___ ENTRIES PROVIDED ___

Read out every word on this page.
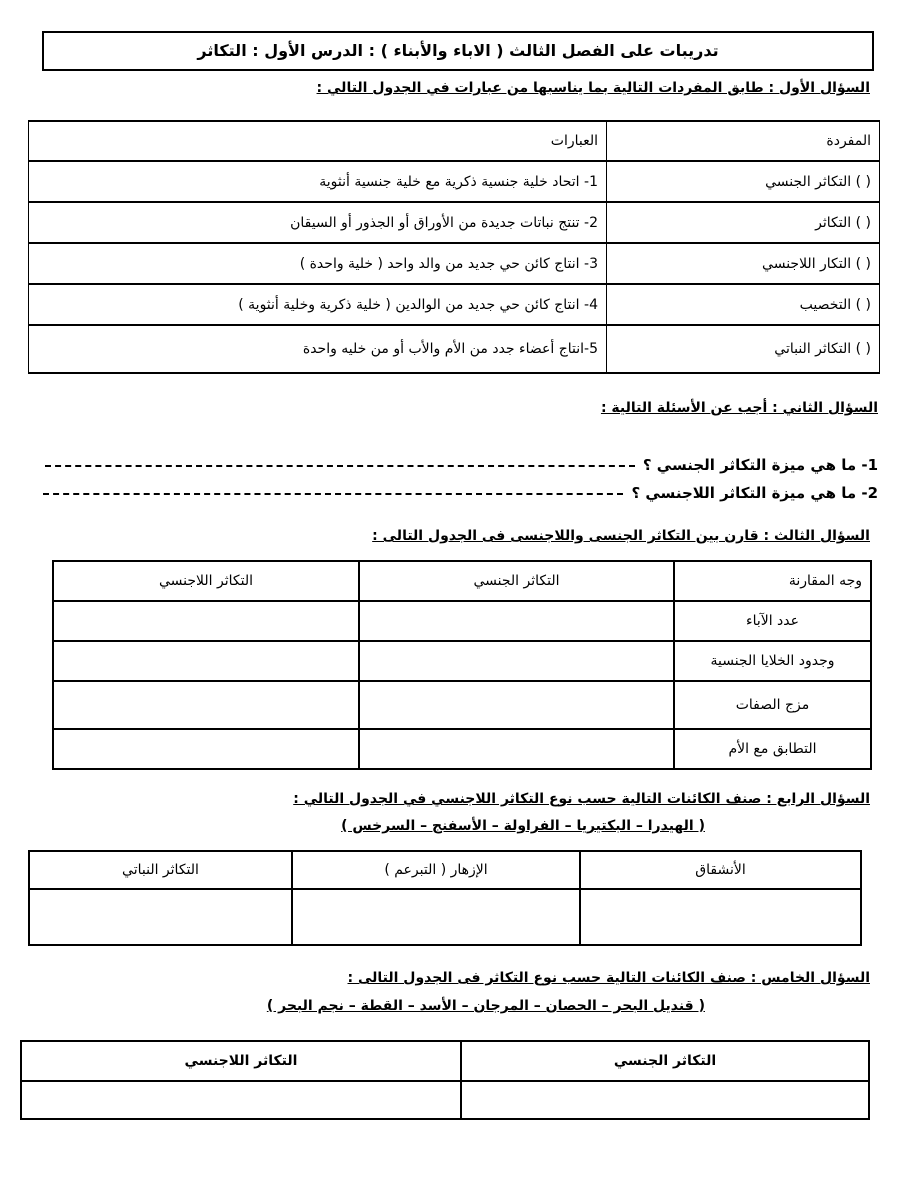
تدريبات على الفصل الثالث ( الاباء والأبناء ) : الدرس الأول : التكاثر
السؤال الأول : طابق المفردات التالية بما يناسبها من عبارات في الجدول التالي :
المفردة	العبارات
( ) التكاثر الجنسي	1- اتحاد خلية جنسية ذكرية مع خلية جنسية أنثوية
( ) التكاثر	2- تنتج نباتات جديدة من الأوراق أو الجذور أو السيقان
( ) التكار اللاجنسي	3- انتاج كائن حي جديد من والد واحد ( خلية واحدة )
( ) التخصيب	4- انتاج كائن حي جديد من الوالدين ( خلية ذكرية وخلية أنثوية )
( ) التكاثر النباتي	5-انتاج أعضاء جدد من الأم والأب أو من خليه واحدة
السؤال الثاني : أجب عن الأسئلة التالية :
1- ما هي ميزة التكاثر الجنسي ؟
2- ما هي ميزة التكاثر اللاجنسي ؟
السؤال الثالث : قارن بين التكاثر الجنسى واللاجنسى فى الجدول التالى :
وجه المقارنة	التكاثر الجنسي	التكاثر اللاجنسي
عدد الآباء		
وجدود الخلايا الجنسية		
مزج الصفات		
التطابق مع الأم		
السؤال الرابع : صنف الكائنات التالية حسب نوع التكاثر اللاجنسي في الجدول التالي :
( الهيدرا – البكتيريا – الفراولة – الأسفنج – السرخس )
الأنشقاق	الإزهار ( التبرعم )	التكاثر النباتي

السؤال الخامس : صنف الكائنات التالية حسب نوع التكاثر فى الجدول التالى :
( قنديل البحر – الحصان – المرجان – الأسد – القطة – نجم البحر )
التكاثر الجنسي	التكاثر اللاجنسي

___

Copy each line above where the string "أنثوية" occurs.

▶ [ANSWER FOR THIS EXERCISE]:
( ) التكاثر الجنسي	1- اتحاد خلية جنسية ذكرية مع خلية جنسية أنثوية
( ) التخصيب	4- انتاج كائن حي جديد من الوالدين ( خلية ذكرية وخلية أنثوية )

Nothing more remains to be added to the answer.